Required work
Write every record out again exactly as given.

Listed records

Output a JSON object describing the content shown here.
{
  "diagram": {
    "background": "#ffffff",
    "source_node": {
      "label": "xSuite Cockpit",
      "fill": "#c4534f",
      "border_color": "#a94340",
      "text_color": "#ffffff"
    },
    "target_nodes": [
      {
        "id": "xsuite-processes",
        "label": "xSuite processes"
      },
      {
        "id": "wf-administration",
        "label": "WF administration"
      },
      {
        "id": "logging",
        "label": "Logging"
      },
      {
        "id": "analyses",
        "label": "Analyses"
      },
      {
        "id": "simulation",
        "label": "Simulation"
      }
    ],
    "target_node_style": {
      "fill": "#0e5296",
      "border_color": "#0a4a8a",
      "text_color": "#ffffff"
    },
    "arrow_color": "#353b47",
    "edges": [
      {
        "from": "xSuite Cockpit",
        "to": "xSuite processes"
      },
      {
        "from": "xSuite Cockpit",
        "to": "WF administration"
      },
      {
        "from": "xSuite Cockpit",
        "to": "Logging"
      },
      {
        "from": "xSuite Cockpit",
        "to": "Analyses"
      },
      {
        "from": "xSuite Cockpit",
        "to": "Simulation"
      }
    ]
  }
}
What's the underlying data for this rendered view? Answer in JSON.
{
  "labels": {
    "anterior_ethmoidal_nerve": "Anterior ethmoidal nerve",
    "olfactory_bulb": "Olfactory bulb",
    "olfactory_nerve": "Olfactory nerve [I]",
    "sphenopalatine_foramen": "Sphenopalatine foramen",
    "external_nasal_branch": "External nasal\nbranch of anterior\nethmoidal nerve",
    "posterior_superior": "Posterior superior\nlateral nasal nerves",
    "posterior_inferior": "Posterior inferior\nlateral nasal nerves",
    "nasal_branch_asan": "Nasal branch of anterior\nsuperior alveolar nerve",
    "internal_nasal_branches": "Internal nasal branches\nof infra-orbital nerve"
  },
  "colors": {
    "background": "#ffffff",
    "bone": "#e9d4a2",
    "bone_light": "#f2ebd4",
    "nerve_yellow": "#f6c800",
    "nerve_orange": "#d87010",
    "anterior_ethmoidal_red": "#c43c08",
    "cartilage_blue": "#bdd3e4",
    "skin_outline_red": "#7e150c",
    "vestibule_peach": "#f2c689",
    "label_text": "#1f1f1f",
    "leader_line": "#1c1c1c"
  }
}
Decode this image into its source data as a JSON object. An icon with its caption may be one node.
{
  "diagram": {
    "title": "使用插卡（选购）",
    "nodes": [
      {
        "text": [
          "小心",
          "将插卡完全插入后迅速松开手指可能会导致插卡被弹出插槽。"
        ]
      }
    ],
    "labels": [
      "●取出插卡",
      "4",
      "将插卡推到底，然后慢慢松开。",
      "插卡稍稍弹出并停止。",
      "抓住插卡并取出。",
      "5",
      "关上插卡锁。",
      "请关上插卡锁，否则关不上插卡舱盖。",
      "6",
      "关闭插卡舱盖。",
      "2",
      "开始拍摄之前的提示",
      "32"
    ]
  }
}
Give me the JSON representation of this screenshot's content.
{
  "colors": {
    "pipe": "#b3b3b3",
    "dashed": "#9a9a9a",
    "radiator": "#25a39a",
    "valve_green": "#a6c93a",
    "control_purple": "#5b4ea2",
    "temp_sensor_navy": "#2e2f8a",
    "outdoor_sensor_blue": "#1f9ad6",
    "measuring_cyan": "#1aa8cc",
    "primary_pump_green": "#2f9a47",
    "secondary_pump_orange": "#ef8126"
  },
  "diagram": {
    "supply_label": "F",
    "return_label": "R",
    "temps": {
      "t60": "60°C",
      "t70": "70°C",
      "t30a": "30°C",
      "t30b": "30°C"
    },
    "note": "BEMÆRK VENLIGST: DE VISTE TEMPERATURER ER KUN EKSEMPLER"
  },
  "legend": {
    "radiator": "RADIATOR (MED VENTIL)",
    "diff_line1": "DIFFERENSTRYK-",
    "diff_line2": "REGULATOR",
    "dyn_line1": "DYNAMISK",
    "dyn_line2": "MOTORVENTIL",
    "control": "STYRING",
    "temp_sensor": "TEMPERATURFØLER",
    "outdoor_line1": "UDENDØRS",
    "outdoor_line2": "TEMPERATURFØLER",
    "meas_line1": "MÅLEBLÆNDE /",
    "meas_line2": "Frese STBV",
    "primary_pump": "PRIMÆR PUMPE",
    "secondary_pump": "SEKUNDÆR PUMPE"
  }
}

Written solution
Output a JSON object describing the content shown here.
{
  "diagram": {
    "background": "#ffffff",
    "source_node": {
      "label": "xSuite Cockpit",
      "fill": "#c4534f",
      "border_color": "#a94340",
      "text_color": "#ffffff"
    },
    "target_nodes": [
      {
        "id": "xsuite-processes",
        "label": "xSuite processes"
      },
      {
        "id": "wf-administration",
        "label": "WF administration"
      },
      {
        "id": "logging",
        "label": "Logging"
      },
      {
        "id": "analyses",
        "label": "Analyses"
      },
      {
        "id": "simulation",
        "label": "Simulation"
      }
    ],
    "target_node_style": {
      "fill": "#0e5296",
      "border_color": "#0a4a8a",
      "text_color": "#ffffff"
    },
    "arrow_color": "#353b47",
    "edges": [
      {
        "from": "xSuite Cockpit",
        "to": "xSuite processes"
      },
      {
        "from": "xSuite Cockpit",
        "to": "WF administration"
      },
      {
        "from": "xSuite Cockpit",
        "to": "Logging"
      },
      {
        "from": "xSuite Cockpit",
        "to": "Analyses"
      },
      {
        "from": "xSuite Cockpit",
        "to": "Simulation"
      }
    ]
  }
}
What's the underlying data for this rendered view? Answer in JSON.
{
  "labels": {
    "anterior_ethmoidal_nerve": "Anterior ethmoidal nerve",
    "olfactory_bulb": "Olfactory bulb",
    "olfactory_nerve": "Olfactory nerve [I]",
    "sphenopalatine_foramen": "Sphenopalatine foramen",
    "external_nasal_branch": "External nasal\nbranch of anterior\nethmoidal nerve",
    "posterior_superior": "Posterior superior\nlateral nasal nerves",
    "posterior_inferior": "Posterior inferior\nlateral nasal nerves",
    "nasal_branch_asan": "Nasal branch of anterior\nsuperior alveolar nerve",
    "internal_nasal_branches": "Internal nasal branches\nof infra-orbital nerve"
  },
  "colors": {
    "background": "#ffffff",
    "bone": "#e9d4a2",
    "bone_light": "#f2ebd4",
    "nerve_yellow": "#f6c800",
    "nerve_orange": "#d87010",
    "anterior_ethmoidal_red": "#c43c08",
    "cartilage_blue": "#bdd3e4",
    "skin_outline_red": "#7e150c",
    "vestibule_peach": "#f2c689",
    "label_text": "#1f1f1f",
    "leader_line": "#1c1c1c"
  }
}
Decode this image into its source data as a JSON object. An icon with its caption may be one node.
{
  "diagram": {
    "title": "使用插卡（选购）",
    "nodes": [
      {
        "text": [
          "小心",
          "将插卡完全插入后迅速松开手指可能会导致插卡被弹出插槽。"
        ]
      }
    ],
    "labels": [
      "●取出插卡",
      "4",
      "将插卡推到底，然后慢慢松开。",
      "插卡稍稍弹出并停止。",
      "抓住插卡并取出。",
      "5",
      "关上插卡锁。",
      "请关上插卡锁，否则关不上插卡舱盖。",
      "6",
      "关闭插卡舱盖。",
      "2",
      "开始拍摄之前的提示",
      "32"
    ]
  }
}
Give me the JSON representation of this screenshot's content.
{
  "colors": {
    "pipe": "#b3b3b3",
    "dashed": "#9a9a9a",
    "radiator": "#25a39a",
    "valve_green": "#a6c93a",
    "control_purple": "#5b4ea2",
    "temp_sensor_navy": "#2e2f8a",
    "outdoor_sensor_blue": "#1f9ad6",
    "measuring_cyan": "#1aa8cc",
    "primary_pump_green": "#2f9a47",
    "secondary_pump_orange": "#ef8126"
  },
  "diagram": {
    "supply_label": "F",
    "return_label": "R",
    "temps": {
      "t60": "60°C",
      "t70": "70°C",
      "t30a": "30°C",
      "t30b": "30°C"
    },
    "note": "BEMÆRK VENLIGST: DE VISTE TEMPERATURER ER KUN EKSEMPLER"
  },
  "legend": {
    "radiator": "RADIATOR (MED VENTIL)",
    "diff_line1": "DIFFERENSTRYK-",
    "diff_line2": "REGULATOR",
    "dyn_line1": "DYNAMISK",
    "dyn_line2": "MOTORVENTIL",
    "control": "STYRING",
    "temp_sensor": "TEMPERATURFØLER",
    "outdoor_line1": "UDENDØRS",
    "outdoor_line2": "TEMPERATURFØLER",
    "meas_line1": "MÅLEBLÆNDE /",
    "meas_line2": "Frese STBV",
    "primary_pump": "PRIMÆR PUMPE",
    "secondary_pump": "SEKUNDÆR PUMPE"
  }
}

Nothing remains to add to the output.